>>
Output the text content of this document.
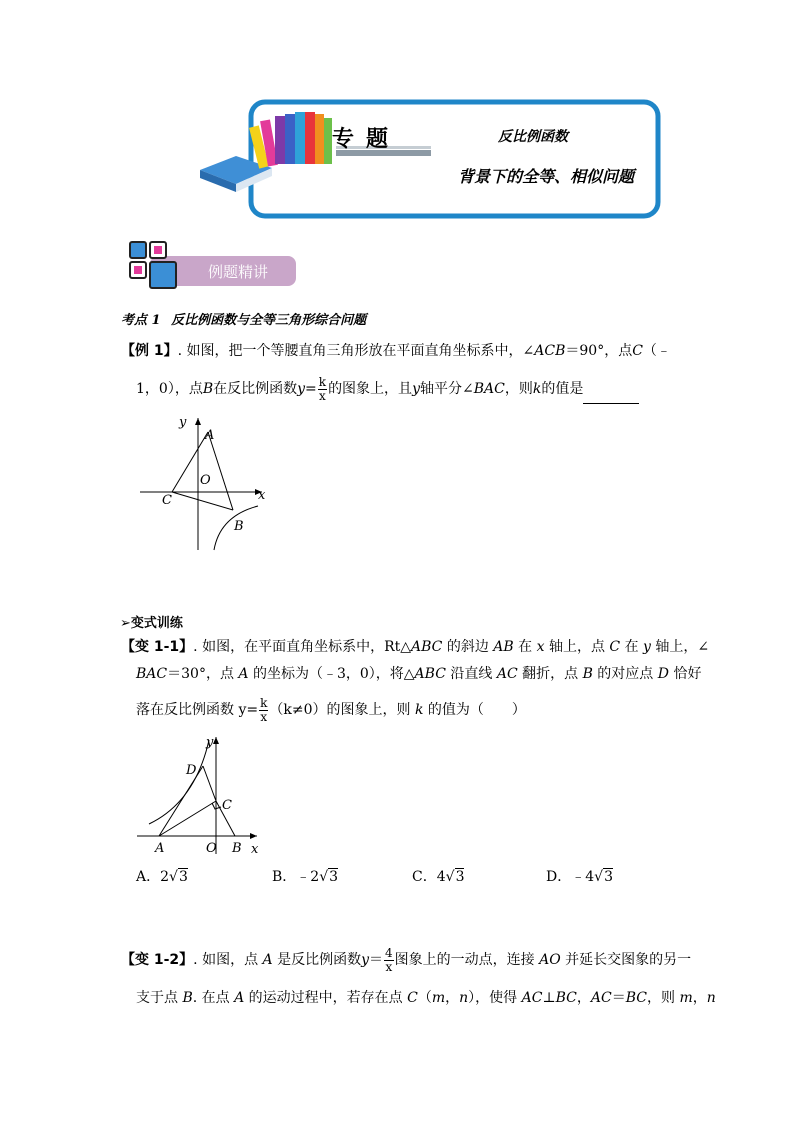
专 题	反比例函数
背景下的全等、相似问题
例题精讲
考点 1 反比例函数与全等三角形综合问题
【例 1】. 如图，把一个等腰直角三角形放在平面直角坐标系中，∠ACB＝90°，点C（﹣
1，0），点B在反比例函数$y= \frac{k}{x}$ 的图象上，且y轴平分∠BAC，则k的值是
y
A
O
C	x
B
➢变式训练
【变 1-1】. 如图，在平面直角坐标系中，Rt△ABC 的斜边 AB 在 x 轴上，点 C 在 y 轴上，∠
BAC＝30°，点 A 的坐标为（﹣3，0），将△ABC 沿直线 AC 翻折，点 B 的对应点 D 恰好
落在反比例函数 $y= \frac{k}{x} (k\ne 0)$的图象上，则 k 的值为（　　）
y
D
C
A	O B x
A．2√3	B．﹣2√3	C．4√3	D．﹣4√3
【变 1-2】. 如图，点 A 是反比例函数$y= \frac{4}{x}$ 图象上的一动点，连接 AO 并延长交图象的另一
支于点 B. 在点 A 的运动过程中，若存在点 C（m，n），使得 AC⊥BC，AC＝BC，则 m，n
<<
Copy every line in the entries above that has the string "的图象上" in it.

ANSWER.
1，0），点B在反比例函数$y= \frac{k}{x}$ 的图象上，且y轴平分∠BAC，则k的值是
落在反比例函数 $y= \frac{k}{x} (k\ne 0)$的图象上，则 k 的值为（　　）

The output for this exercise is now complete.